Requirement →
Write out every entry exactly as it appears.
======
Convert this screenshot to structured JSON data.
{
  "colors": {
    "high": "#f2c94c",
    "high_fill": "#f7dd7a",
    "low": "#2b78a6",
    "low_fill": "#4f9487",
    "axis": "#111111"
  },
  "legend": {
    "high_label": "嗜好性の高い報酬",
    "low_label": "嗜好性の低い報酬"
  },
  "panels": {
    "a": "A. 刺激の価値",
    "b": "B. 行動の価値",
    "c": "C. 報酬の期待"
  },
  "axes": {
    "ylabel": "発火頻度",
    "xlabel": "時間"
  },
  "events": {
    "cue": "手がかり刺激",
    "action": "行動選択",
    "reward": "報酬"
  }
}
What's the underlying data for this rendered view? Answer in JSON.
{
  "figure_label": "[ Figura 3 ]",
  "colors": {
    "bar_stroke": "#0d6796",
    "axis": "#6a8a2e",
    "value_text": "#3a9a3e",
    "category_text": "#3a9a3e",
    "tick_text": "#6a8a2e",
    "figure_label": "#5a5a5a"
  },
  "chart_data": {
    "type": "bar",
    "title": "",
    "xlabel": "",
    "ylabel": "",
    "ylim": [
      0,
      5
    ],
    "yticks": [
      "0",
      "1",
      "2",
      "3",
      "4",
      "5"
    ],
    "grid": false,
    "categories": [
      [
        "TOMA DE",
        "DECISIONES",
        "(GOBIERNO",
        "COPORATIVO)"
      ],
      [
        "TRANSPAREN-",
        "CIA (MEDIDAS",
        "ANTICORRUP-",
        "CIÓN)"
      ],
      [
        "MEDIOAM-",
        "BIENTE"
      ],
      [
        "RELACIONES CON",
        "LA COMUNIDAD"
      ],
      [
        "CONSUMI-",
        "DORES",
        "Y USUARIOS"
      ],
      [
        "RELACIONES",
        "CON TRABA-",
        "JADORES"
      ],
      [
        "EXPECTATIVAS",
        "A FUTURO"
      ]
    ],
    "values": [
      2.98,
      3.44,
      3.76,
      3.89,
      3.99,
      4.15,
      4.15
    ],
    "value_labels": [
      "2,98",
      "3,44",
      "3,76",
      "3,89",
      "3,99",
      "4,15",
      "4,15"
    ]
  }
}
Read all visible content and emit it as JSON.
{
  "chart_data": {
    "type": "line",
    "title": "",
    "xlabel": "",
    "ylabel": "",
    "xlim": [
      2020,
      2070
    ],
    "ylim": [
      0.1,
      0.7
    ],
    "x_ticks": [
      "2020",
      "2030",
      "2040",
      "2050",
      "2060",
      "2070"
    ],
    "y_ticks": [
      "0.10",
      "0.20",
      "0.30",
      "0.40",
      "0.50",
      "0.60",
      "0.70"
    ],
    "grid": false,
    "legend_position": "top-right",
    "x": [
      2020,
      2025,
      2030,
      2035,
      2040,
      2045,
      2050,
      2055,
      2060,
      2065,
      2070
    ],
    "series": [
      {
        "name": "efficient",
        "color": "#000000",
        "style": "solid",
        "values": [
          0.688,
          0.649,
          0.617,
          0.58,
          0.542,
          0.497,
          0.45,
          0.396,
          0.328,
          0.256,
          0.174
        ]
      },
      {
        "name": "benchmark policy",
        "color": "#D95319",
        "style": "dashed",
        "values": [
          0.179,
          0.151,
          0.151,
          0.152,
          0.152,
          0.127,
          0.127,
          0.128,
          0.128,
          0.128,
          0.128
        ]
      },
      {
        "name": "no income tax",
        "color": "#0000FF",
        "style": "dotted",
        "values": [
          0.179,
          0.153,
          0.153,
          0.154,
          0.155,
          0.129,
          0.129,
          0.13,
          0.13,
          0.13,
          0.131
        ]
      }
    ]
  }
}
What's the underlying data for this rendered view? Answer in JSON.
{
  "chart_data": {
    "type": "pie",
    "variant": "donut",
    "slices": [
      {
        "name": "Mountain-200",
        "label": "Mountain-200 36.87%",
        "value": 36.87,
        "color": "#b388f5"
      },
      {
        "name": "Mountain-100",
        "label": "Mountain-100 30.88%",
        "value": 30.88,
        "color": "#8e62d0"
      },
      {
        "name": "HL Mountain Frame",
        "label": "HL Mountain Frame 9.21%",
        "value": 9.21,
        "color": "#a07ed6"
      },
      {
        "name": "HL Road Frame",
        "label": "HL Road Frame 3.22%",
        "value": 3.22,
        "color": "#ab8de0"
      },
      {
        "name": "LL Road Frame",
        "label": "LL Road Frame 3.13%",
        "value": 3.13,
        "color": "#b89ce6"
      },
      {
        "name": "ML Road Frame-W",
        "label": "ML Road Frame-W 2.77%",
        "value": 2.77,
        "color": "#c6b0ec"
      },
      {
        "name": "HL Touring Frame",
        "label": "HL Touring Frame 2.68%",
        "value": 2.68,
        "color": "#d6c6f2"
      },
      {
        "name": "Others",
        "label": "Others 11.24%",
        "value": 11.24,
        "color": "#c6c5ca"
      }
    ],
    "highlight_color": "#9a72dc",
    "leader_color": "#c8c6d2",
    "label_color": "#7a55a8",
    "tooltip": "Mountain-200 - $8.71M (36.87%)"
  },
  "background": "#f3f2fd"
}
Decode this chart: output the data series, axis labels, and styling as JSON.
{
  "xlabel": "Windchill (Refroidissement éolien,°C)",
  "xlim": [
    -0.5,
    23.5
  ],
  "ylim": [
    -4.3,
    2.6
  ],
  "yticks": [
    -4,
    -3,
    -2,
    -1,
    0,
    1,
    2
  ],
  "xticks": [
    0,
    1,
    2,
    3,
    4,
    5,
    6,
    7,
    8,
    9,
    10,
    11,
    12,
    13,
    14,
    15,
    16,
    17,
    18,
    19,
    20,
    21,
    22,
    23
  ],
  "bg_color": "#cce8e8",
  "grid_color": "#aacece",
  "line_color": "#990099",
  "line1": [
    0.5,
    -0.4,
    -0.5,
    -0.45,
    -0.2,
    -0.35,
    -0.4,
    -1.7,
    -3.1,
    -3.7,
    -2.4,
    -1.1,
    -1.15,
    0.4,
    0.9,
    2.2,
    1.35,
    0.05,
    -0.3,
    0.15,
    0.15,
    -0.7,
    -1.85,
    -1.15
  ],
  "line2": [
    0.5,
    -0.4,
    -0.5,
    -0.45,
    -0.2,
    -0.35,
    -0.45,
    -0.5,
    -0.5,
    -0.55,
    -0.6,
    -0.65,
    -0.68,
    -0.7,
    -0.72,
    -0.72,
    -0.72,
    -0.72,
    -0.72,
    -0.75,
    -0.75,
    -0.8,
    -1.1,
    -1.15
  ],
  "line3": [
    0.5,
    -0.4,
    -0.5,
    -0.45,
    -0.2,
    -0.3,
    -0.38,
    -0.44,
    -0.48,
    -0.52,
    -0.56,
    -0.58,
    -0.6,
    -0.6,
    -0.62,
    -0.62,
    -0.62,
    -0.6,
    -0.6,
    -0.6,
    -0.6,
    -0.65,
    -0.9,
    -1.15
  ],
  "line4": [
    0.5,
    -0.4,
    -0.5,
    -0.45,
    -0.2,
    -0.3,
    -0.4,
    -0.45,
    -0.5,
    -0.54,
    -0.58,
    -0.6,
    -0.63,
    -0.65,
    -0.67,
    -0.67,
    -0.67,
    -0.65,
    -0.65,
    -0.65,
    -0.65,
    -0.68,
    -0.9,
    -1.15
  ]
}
======
Solution to this task →
Convert this screenshot to structured JSON data.
{
  "colors": {
    "high": "#f2c94c",
    "high_fill": "#f7dd7a",
    "low": "#2b78a6",
    "low_fill": "#4f9487",
    "axis": "#111111"
  },
  "legend": {
    "high_label": "嗜好性の高い報酬",
    "low_label": "嗜好性の低い報酬"
  },
  "panels": {
    "a": "A. 刺激の価値",
    "b": "B. 行動の価値",
    "c": "C. 報酬の期待"
  },
  "axes": {
    "ylabel": "発火頻度",
    "xlabel": "時間"
  },
  "events": {
    "cue": "手がかり刺激",
    "action": "行動選択",
    "reward": "報酬"
  }
}
What's the underlying data for this rendered view? Answer in JSON.
{
  "figure_label": "[ Figura 3 ]",
  "colors": {
    "bar_stroke": "#0d6796",
    "axis": "#6a8a2e",
    "value_text": "#3a9a3e",
    "category_text": "#3a9a3e",
    "tick_text": "#6a8a2e",
    "figure_label": "#5a5a5a"
  },
  "chart_data": {
    "type": "bar",
    "title": "",
    "xlabel": "",
    "ylabel": "",
    "ylim": [
      0,
      5
    ],
    "yticks": [
      "0",
      "1",
      "2",
      "3",
      "4",
      "5"
    ],
    "grid": false,
    "categories": [
      [
        "TOMA DE",
        "DECISIONES",
        "(GOBIERNO",
        "COPORATIVO)"
      ],
      [
        "TRANSPAREN-",
        "CIA (MEDIDAS",
        "ANTICORRUP-",
        "CIÓN)"
      ],
      [
        "MEDIOAM-",
        "BIENTE"
      ],
      [
        "RELACIONES CON",
        "LA COMUNIDAD"
      ],
      [
        "CONSUMI-",
        "DORES",
        "Y USUARIOS"
      ],
      [
        "RELACIONES",
        "CON TRABA-",
        "JADORES"
      ],
      [
        "EXPECTATIVAS",
        "A FUTURO"
      ]
    ],
    "values": [
      2.98,
      3.44,
      3.76,
      3.89,
      3.99,
      4.15,
      4.15
    ],
    "value_labels": [
      "2,98",
      "3,44",
      "3,76",
      "3,89",
      "3,99",
      "4,15",
      "4,15"
    ]
  }
}
Read all visible content and emit it as JSON.
{
  "chart_data": {
    "type": "line",
    "title": "",
    "xlabel": "",
    "ylabel": "",
    "xlim": [
      2020,
      2070
    ],
    "ylim": [
      0.1,
      0.7
    ],
    "x_ticks": [
      "2020",
      "2030",
      "2040",
      "2050",
      "2060",
      "2070"
    ],
    "y_ticks": [
      "0.10",
      "0.20",
      "0.30",
      "0.40",
      "0.50",
      "0.60",
      "0.70"
    ],
    "grid": false,
    "legend_position": "top-right",
    "x": [
      2020,
      2025,
      2030,
      2035,
      2040,
      2045,
      2050,
      2055,
      2060,
      2065,
      2070
    ],
    "series": [
      {
        "name": "efficient",
        "color": "#000000",
        "style": "solid",
        "values": [
          0.688,
          0.649,
          0.617,
          0.58,
          0.542,
          0.497,
          0.45,
          0.396,
          0.328,
          0.256,
          0.174
        ]
      },
      {
        "name": "benchmark policy",
        "color": "#D95319",
        "style": "dashed",
        "values": [
          0.179,
          0.151,
          0.151,
          0.152,
          0.152,
          0.127,
          0.127,
          0.128,
          0.128,
          0.128,
          0.128
        ]
      },
      {
        "name": "no income tax",
        "color": "#0000FF",
        "style": "dotted",
        "values": [
          0.179,
          0.153,
          0.153,
          0.154,
          0.155,
          0.129,
          0.129,
          0.13,
          0.13,
          0.13,
          0.131
        ]
      }
    ]
  }
}
What's the underlying data for this rendered view? Answer in JSON.
{
  "chart_data": {
    "type": "pie",
    "variant": "donut",
    "slices": [
      {
        "name": "Mountain-200",
        "label": "Mountain-200 36.87%",
        "value": 36.87,
        "color": "#b388f5"
      },
      {
        "name": "Mountain-100",
        "label": "Mountain-100 30.88%",
        "value": 30.88,
        "color": "#8e62d0"
      },
      {
        "name": "HL Mountain Frame",
        "label": "HL Mountain Frame 9.21%",
        "value": 9.21,
        "color": "#a07ed6"
      },
      {
        "name": "HL Road Frame",
        "label": "HL Road Frame 3.22%",
        "value": 3.22,
        "color": "#ab8de0"
      },
      {
        "name": "LL Road Frame",
        "label": "LL Road Frame 3.13%",
        "value": 3.13,
        "color": "#b89ce6"
      },
      {
        "name": "ML Road Frame-W",
        "label": "ML Road Frame-W 2.77%",
        "value": 2.77,
        "color": "#c6b0ec"
      },
      {
        "name": "HL Touring Frame",
        "label": "HL Touring Frame 2.68%",
        "value": 2.68,
        "color": "#d6c6f2"
      },
      {
        "name": "Others",
        "label": "Others 11.24%",
        "value": 11.24,
        "color": "#c6c5ca"
      }
    ],
    "highlight_color": "#9a72dc",
    "leader_color": "#c8c6d2",
    "label_color": "#7a55a8",
    "tooltip": "Mountain-200 - $8.71M (36.87%)"
  },
  "background": "#f3f2fd"
}
Decode this chart: output the data series, axis labels, and styling as JSON.
{
  "xlabel": "Windchill (Refroidissement éolien,°C)",
  "xlim": [
    -0.5,
    23.5
  ],
  "ylim": [
    -4.3,
    2.6
  ],
  "yticks": [
    -4,
    -3,
    -2,
    -1,
    0,
    1,
    2
  ],
  "xticks": [
    0,
    1,
    2,
    3,
    4,
    5,
    6,
    7,
    8,
    9,
    10,
    11,
    12,
    13,
    14,
    15,
    16,
    17,
    18,
    19,
    20,
    21,
    22,
    23
  ],
  "bg_color": "#cce8e8",
  "grid_color": "#aacece",
  "line_color": "#990099",
  "line1": [
    0.5,
    -0.4,
    -0.5,
    -0.45,
    -0.2,
    -0.35,
    -0.4,
    -1.7,
    -3.1,
    -3.7,
    -2.4,
    -1.1,
    -1.15,
    0.4,
    0.9,
    2.2,
    1.35,
    0.05,
    -0.3,
    0.15,
    0.15,
    -0.7,
    -1.85,
    -1.15
  ],
  "line2": [
    0.5,
    -0.4,
    -0.5,
    -0.45,
    -0.2,
    -0.35,
    -0.45,
    -0.5,
    -0.5,
    -0.55,
    -0.6,
    -0.65,
    -0.68,
    -0.7,
    -0.72,
    -0.72,
    -0.72,
    -0.72,
    -0.72,
    -0.75,
    -0.75,
    -0.8,
    -1.1,
    -1.15
  ],
  "line3": [
    0.5,
    -0.4,
    -0.5,
    -0.45,
    -0.2,
    -0.3,
    -0.38,
    -0.44,
    -0.48,
    -0.52,
    -0.56,
    -0.58,
    -0.6,
    -0.6,
    -0.62,
    -0.62,
    -0.62,
    -0.6,
    -0.6,
    -0.6,
    -0.6,
    -0.65,
    -0.9,
    -1.15
  ],
  "line4": [
    0.5,
    -0.4,
    -0.5,
    -0.45,
    -0.2,
    -0.3,
    -0.4,
    -0.45,
    -0.5,
    -0.54,
    -0.58,
    -0.6,
    -0.63,
    -0.65,
    -0.67,
    -0.67,
    -0.67,
    -0.65,
    -0.65,
    -0.65,
    -0.65,
    -0.68,
    -0.9,
    -1.15
  ]
}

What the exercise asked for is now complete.